__Document section__.
━━━━━━━━━━━━━━━━━━━━━━━━━━━━━━
Miller only threw for the Tulsa Drillers three times, so the AFL will function as further experience in the upper minors. Even with a dominant turn with Glendale, he will likely return to Double-A Tulsa to start 2022. Miller just needs to prove consistency in results with a greater workload to be deemed ready for major league action, and an eventual place near the top of the Dodger rotation (behind Walker Buehler) is a conceivable future outcome.
Joining Miller as a top pitching prospect heading to the AFL is Knack, another draft pick from the 2020 college ranks. Knack has been on an almost identical fast track as Miller, and though a year and a half older, Landon’s could be expected. Knack was a senior sign and was assumed to likely be headed to the pen, but his brief performance in 2021 suggests starting isn’t out of the question.
Though Knack has similar arm strength to Miller, the overall arm profile is not quite as exciting. Knack can reach the upper 90s with his fastball and can fill the zone with his pitches (69-percent strike rate), but the fastball doesn’t have the electric run of Miller’s offering. Knack can still miss bats with his combination of velocity and command, especially up in the zone, and the slider is also a quality swing and miss offering.
Knack suffered from several arm injuries in college and already has a maxed out frame, which could lend to the belief he’s a future reliever. He does throw strikes with relative ease and might fit as a swing arm shuttling between the pen and starting, pitching multiple innings in either role but likely kept away from going through the order a third time.
Knack should show well again in Arizona with a limited pitch count allowing him to redline his pitches more frequently. I’m not sure if a strong performance would increase his profile as much as it would solidify it, given his age and polish. You may hope that 2022 would give more clarity to where the Dodgers see Knack eventually fitting with the pitching staff, but given the way the team has employed their controllable arms at the big league level, some fluidity and flexibility should be expected.
━━━━━━━━━━━━━━━━━━━━━━━━━━━━━━
__The data__.

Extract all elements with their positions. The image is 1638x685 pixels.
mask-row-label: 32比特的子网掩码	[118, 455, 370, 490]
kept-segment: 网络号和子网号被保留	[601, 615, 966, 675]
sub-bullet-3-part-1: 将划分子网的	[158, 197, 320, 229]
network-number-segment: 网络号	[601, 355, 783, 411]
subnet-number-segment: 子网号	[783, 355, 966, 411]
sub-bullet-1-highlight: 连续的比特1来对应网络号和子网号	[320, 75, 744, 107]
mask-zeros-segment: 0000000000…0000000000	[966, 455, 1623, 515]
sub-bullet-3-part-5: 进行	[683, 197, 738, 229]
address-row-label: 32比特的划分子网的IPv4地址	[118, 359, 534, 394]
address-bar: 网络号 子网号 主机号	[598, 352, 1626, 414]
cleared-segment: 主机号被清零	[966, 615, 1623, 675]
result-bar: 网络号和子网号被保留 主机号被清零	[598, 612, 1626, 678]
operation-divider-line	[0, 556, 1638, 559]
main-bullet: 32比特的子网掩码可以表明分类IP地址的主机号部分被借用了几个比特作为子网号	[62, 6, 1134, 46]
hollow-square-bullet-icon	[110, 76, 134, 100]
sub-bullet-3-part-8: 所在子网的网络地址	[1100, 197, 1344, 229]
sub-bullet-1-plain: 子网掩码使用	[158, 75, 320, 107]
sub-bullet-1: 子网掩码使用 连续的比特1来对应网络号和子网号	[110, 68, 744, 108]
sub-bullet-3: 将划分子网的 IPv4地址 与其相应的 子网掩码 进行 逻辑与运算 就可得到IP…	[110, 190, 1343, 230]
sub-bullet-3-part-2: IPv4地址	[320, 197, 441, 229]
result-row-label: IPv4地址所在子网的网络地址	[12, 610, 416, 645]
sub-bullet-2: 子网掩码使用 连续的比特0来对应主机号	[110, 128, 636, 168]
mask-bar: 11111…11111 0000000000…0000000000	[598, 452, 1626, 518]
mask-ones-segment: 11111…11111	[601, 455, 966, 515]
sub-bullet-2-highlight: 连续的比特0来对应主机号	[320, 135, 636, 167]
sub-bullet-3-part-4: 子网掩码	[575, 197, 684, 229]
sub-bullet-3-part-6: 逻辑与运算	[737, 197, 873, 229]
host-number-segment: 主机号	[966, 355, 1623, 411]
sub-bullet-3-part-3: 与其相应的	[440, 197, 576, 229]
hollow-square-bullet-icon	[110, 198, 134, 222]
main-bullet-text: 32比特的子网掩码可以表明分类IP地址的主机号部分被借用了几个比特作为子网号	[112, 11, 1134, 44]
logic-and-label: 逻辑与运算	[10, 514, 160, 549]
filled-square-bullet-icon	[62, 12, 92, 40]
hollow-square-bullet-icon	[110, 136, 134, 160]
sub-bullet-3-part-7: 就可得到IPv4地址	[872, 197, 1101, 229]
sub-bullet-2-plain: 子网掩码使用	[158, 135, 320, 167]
━━━━━━━━━━━━━━━━━━━━━━━━━━━━━━
__What needs to be done__.
Extend the Dodgers prospect report on Miller and Knack in the Arizona Fall League, carrying on from its last sentence.

__Exercise answer__.
Rounding out the Dodger contingent on the Glendale pitching staff are two likely pen arms Jeff Belge and Kyle Hurt. Belge is a big-framed left-hander that hasn’t quite lived up to the lofty prospect status he had coming out of high school, having been plagued by walks while at St. John’s and with the Dodgers. He has missed bats throughout his college and pro career but experienced struggles with strike-throwing that has already relegated him to the bullpen. His slider was a solid second offering in college and he can miss the bats of both left- and right-handers, so he’s not strictly a platoon prospect. The AFL gives Belge the chance to add innings to his 2021 docket and work to get back on track to reaching the upper minors in 2022.
Hurt was also a famous prep and collegiate arm, but from the right side of the mound and the other side of the country at Southern California. He’s only thrown 21 professional innings, so it’s hard to say what advancements he has made with the Dodgers, but his small sample size strikeout rate is awfully promising. The collegiate Hurt had a firm, low to mid 90’s fastball and backed it up with a deceptive change-up that he would struggle to command but had plenty of promise. Hurt will likely be using the fall league to make up for lost time and gain exposure to more mature hitters with upper-level experience.